- Challenge: The records below are made of lines; count those holding the word "игроков" and give the number only.

- Working data:
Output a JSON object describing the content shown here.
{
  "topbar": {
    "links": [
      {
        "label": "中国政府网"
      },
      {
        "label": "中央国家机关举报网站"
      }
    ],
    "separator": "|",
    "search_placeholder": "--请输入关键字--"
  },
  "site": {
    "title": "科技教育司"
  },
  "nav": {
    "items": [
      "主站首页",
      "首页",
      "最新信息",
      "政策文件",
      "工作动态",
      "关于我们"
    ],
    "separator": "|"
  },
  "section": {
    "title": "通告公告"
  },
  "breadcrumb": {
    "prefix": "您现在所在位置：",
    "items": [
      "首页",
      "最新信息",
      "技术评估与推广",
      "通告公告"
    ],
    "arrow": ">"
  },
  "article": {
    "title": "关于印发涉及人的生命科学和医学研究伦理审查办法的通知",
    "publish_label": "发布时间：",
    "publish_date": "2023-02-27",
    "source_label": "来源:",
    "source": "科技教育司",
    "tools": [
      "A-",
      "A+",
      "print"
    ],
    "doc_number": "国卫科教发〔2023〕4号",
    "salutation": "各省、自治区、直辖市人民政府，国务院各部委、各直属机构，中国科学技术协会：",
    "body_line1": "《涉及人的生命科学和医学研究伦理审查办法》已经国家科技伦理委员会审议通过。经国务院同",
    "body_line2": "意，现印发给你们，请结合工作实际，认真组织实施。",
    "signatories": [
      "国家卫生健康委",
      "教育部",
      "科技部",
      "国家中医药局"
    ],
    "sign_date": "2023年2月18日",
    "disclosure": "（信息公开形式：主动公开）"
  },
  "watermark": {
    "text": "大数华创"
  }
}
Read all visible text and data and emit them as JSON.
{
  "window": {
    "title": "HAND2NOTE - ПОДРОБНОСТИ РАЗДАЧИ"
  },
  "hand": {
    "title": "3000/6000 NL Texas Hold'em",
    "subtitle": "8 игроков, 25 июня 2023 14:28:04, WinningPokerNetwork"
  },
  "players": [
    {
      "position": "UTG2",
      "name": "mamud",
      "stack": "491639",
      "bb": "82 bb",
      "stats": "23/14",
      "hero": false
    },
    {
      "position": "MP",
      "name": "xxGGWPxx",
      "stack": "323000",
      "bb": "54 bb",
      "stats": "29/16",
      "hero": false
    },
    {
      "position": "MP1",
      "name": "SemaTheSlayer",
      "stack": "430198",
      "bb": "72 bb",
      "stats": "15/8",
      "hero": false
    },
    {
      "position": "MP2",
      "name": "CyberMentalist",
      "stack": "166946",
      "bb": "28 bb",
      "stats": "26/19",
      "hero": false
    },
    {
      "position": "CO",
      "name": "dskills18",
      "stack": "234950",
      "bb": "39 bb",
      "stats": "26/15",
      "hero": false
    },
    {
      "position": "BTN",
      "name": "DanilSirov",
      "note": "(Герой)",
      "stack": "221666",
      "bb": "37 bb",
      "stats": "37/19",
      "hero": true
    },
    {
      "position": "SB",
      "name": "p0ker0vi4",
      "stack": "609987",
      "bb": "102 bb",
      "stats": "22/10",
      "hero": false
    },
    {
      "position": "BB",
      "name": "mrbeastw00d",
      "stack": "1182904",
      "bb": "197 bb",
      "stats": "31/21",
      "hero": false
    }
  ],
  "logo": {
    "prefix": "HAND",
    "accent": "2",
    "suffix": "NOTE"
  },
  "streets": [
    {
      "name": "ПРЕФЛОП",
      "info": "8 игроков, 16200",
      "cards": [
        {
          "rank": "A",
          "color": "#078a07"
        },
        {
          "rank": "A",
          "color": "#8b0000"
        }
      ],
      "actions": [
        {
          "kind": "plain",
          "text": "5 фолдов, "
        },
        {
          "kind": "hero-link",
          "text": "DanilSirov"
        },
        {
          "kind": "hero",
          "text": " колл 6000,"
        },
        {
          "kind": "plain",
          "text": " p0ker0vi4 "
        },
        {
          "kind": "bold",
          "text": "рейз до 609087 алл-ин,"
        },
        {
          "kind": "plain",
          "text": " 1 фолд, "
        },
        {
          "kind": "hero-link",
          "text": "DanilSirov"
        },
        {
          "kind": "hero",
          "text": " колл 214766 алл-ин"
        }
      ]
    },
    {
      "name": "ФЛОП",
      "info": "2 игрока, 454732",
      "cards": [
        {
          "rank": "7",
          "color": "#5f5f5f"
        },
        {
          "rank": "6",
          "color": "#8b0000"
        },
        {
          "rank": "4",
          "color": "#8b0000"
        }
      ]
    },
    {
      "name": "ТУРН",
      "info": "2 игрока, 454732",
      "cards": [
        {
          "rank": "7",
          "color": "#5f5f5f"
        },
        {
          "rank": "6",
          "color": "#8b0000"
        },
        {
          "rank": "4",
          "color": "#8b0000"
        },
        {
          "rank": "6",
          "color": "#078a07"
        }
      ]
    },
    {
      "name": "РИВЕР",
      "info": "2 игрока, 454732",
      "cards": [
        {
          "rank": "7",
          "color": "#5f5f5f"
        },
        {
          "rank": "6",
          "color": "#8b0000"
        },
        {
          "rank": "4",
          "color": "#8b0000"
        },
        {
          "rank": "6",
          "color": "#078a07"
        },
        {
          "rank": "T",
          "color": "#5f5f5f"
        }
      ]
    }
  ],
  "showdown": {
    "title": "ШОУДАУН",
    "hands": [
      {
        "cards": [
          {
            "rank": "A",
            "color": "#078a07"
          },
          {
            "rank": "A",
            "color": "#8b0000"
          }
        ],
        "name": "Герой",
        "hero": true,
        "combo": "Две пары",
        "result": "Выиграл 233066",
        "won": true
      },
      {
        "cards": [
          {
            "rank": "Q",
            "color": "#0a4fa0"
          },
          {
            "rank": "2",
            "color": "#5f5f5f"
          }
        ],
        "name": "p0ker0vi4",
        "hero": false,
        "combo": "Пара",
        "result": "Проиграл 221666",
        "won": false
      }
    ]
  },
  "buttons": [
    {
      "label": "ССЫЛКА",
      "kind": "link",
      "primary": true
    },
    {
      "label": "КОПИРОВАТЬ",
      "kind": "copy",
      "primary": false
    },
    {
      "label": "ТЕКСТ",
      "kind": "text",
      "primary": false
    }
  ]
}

- Complete response: 2